▸ **PROBLEM TO WORK ON**
Retype all the entries word for word, but omit the pictures.

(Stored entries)
· · · ·

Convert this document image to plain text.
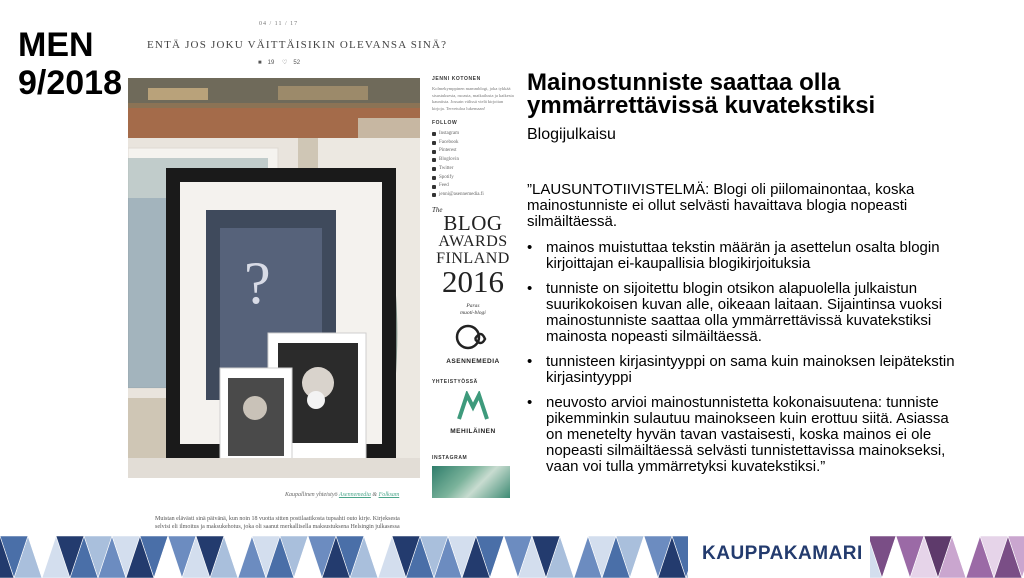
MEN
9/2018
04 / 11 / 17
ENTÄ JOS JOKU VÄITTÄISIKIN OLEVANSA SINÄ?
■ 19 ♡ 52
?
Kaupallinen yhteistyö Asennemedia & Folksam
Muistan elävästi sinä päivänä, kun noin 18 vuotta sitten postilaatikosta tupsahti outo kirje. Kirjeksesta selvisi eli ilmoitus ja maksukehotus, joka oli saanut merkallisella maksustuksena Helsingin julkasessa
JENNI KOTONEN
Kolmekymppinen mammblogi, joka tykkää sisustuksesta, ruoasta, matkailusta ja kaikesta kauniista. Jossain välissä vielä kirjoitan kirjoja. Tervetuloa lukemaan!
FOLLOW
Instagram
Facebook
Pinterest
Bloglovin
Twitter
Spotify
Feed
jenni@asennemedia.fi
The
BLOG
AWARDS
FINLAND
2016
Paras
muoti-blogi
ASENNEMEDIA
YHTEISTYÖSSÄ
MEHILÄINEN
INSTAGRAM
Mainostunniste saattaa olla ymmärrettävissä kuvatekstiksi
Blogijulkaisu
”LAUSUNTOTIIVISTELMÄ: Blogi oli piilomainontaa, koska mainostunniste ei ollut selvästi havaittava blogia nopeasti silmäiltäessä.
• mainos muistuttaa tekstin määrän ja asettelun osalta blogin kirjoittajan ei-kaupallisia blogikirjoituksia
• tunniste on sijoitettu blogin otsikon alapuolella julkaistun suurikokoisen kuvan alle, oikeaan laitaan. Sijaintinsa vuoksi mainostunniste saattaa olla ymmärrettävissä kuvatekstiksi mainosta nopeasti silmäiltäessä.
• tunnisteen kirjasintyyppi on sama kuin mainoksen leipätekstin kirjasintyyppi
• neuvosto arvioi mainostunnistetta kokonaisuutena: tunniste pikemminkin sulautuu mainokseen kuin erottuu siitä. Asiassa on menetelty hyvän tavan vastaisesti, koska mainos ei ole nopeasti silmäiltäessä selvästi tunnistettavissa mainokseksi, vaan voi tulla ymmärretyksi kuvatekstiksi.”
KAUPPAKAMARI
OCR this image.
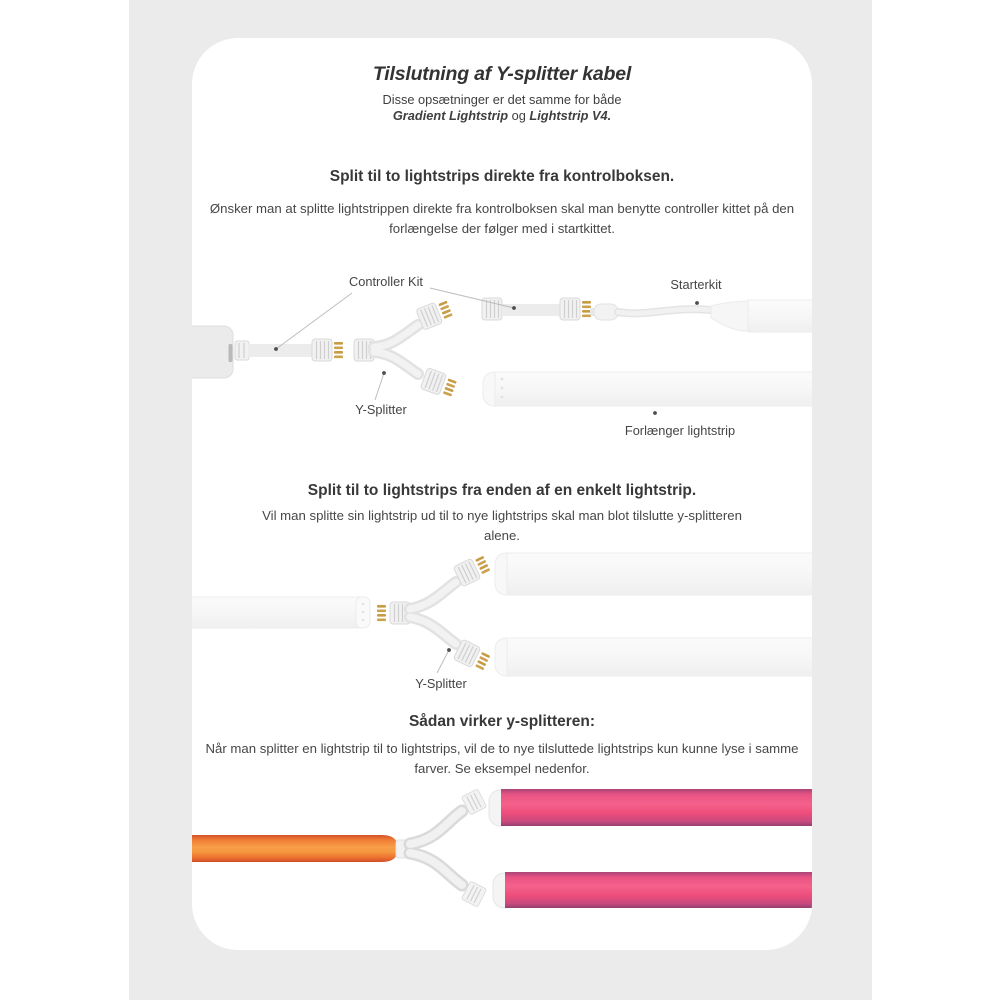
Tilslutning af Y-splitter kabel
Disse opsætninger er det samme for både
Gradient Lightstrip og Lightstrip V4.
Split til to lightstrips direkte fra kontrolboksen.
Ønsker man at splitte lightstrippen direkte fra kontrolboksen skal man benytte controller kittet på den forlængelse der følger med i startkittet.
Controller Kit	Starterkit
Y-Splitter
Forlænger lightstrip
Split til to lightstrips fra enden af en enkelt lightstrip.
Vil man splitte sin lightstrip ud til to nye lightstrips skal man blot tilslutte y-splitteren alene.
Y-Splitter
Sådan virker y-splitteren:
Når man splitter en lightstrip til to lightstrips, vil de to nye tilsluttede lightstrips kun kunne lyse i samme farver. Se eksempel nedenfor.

· · · ·

▸ **FINAL ANSWER**
Convert this document image to plain text.
MEN
9/2018
04 / 11 / 17
ENTÄ JOS JOKU VÄITTÄISIKIN OLEVANSA SINÄ?
■ 19 ♡ 52
?
Kaupallinen yhteistyö Asennemedia & Folksam
Muistan elävästi sinä päivänä, kun noin 18 vuotta sitten postilaatikosta tupsahti outo kirje. Kirjeksesta selvisi eli ilmoitus ja maksukehotus, joka oli saanut merkallisella maksustuksena Helsingin julkasessa
JENNI KOTONEN
Kolmekymppinen mammblogi, joka tykkää sisustuksesta, ruoasta, matkailusta ja kaikesta kauniista. Jossain välissä vielä kirjoitan kirjoja. Tervetuloa lukemaan!
FOLLOW
Instagram
Facebook
Pinterest
Bloglovin
Twitter
Spotify
Feed
jenni@asennemedia.fi
The
BLOG
AWARDS
FINLAND
2016
Paras
muoti-blogi
ASENNEMEDIA
YHTEISTYÖSSÄ
MEHILÄINEN
INSTAGRAM
Mainostunniste saattaa olla ymmärrettävissä kuvatekstiksi
Blogijulkaisu
”LAUSUNTOTIIVISTELMÄ: Blogi oli piilomainontaa, koska mainostunniste ei ollut selvästi havaittava blogia nopeasti silmäiltäessä.
• mainos muistuttaa tekstin määrän ja asettelun osalta blogin kirjoittajan ei-kaupallisia blogikirjoituksia
• tunniste on sijoitettu blogin otsikon alapuolella julkaistun suurikokoisen kuvan alle, oikeaan laitaan. Sijaintinsa vuoksi mainostunniste saattaa olla ymmärrettävissä kuvatekstiksi mainosta nopeasti silmäiltäessä.
• tunnisteen kirjasintyyppi on sama kuin mainoksen leipätekstin kirjasintyyppi
• neuvosto arvioi mainostunnistetta kokonaisuutena: tunniste pikemminkin sulautuu mainokseen kuin erottuu siitä. Asiassa on menetelty hyvän tavan vastaisesti, koska mainos ei ole nopeasti silmäiltäessä selvästi tunnistettavissa mainokseksi, vaan voi tulla ymmärretyksi kuvatekstiksi.”
KAUPPAKAMARI
OCR this image.
Tilslutning af Y-splitter kabel
Disse opsætninger er det samme for både
Gradient Lightstrip og Lightstrip V4.
Split til to lightstrips direkte fra kontrolboksen.
Ønsker man at splitte lightstrippen direkte fra kontrolboksen skal man benytte controller kittet på den forlængelse der følger med i startkittet.
Controller Kit	Starterkit
Y-Splitter
Forlænger lightstrip
Split til to lightstrips fra enden af en enkelt lightstrip.
Vil man splitte sin lightstrip ud til to nye lightstrips skal man blot tilslutte y-splitteren alene.
Y-Splitter
Sådan virker y-splitteren:
Når man splitter en lightstrip til to lightstrips, vil de to nye tilsluttede lightstrips kun kunne lyse i samme farver. Se eksempel nedenfor.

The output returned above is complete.